Goal
Make a tally of the lines in the records that include the string "effectiveness", and give only that number.

(Records from a collection of figures)
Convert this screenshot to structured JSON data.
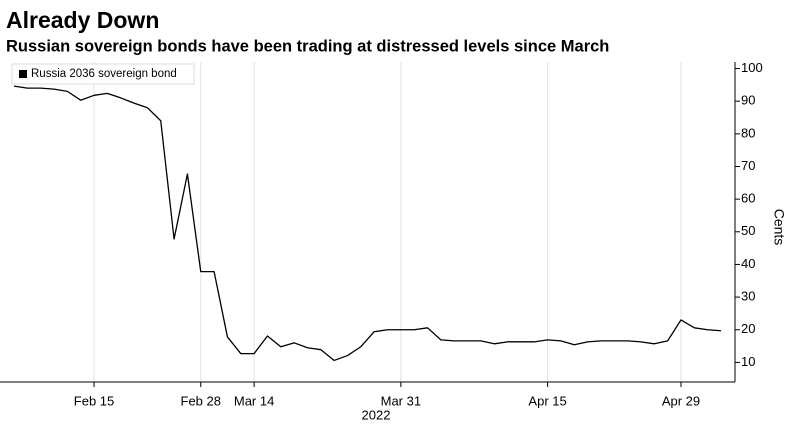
{
  "chart_data": {
    "type": "line",
    "title": "Already Down",
    "subtitle": "Russian sovereign bonds have been trading at distressed levels since March",
    "xlabel": "2022",
    "ylabel": "Cents",
    "categories": [
      null,
      null,
      null,
      null,
      null,
      null,
      "Feb 15",
      null,
      null,
      null,
      null,
      null,
      null,
      null,
      "Feb 28",
      null,
      null,
      null,
      "Mar 14",
      null,
      null,
      null,
      null,
      null,
      null,
      null,
      null,
      null,
      null,
      "Mar 31",
      null,
      null,
      null,
      null,
      null,
      null,
      null,
      null,
      null,
      null,
      "Apr 15",
      null,
      null,
      null,
      null,
      null,
      null,
      null,
      null,
      null,
      "Apr 29",
      null,
      null,
      null
    ],
    "series": [
      {
        "name": "Russia 2036 sovereign bond",
        "color": "#000000",
        "values": [
          94.6,
          94,
          94,
          93.7,
          93,
          90.3,
          91.8,
          92.4,
          91,
          89.4,
          88,
          84,
          47.8,
          67.7,
          37.8,
          37.8,
          17.8,
          12.7,
          12.7,
          18.1,
          14.8,
          16,
          14.5,
          13.9,
          10.6,
          12.1,
          14.8,
          19.4,
          20,
          20,
          20,
          20.6,
          16.9,
          16.6,
          16.6,
          16.6,
          15.7,
          16.3,
          16.3,
          16.3,
          16.9,
          16.6,
          15.4,
          16.3,
          16.6,
          16.6,
          16.6,
          16.3,
          15.7,
          16.6,
          23,
          20.6,
          20,
          19.7
        ]
      }
    ],
    "ylim": [
      4,
      102
    ],
    "yticks": [
      10,
      20,
      30,
      40,
      50,
      60,
      70,
      80,
      90,
      100
    ],
    "grid": true,
    "legend": "upper left"
  }
}
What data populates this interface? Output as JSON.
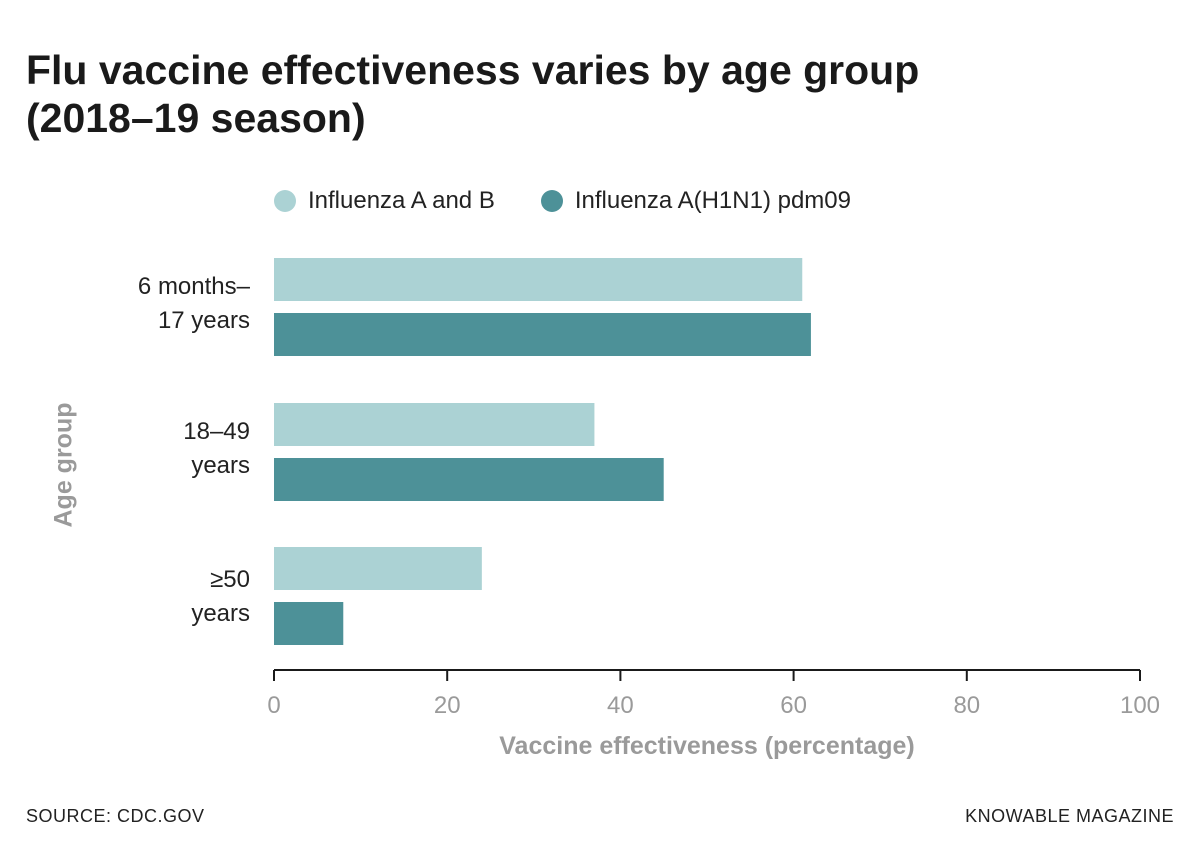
{
  "chart_data": {
    "type": "bar",
    "orientation": "horizontal",
    "title_lines": [
      "Flu vaccine effectiveness varies by age group",
      "(2018–19 season)"
    ],
    "categories": [
      {
        "lines": [
          "6 months–",
          "17 years"
        ]
      },
      {
        "lines": [
          "18–49",
          "years"
        ]
      },
      {
        "lines": [
          "≥50",
          "years"
        ]
      }
    ],
    "series": [
      {
        "name": "Influenza A and B",
        "color": "#abd2d4",
        "values": [
          61,
          37,
          24
        ]
      },
      {
        "name": "Influenza A(H1N1) pdm09",
        "color": "#4d9198",
        "values": [
          62,
          45,
          8
        ]
      }
    ],
    "xlabel": "Vaccine effectiveness (percentage)",
    "ylabel": "Age group",
    "xlim": [
      0,
      100
    ],
    "xticks": [
      0,
      20,
      40,
      60,
      80,
      100
    ],
    "grid": false,
    "legend_position": "top"
  },
  "footer": {
    "source": "SOURCE: CDC.GOV",
    "credit": "KNOWABLE MAGAZINE"
  }
}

Result of this task
2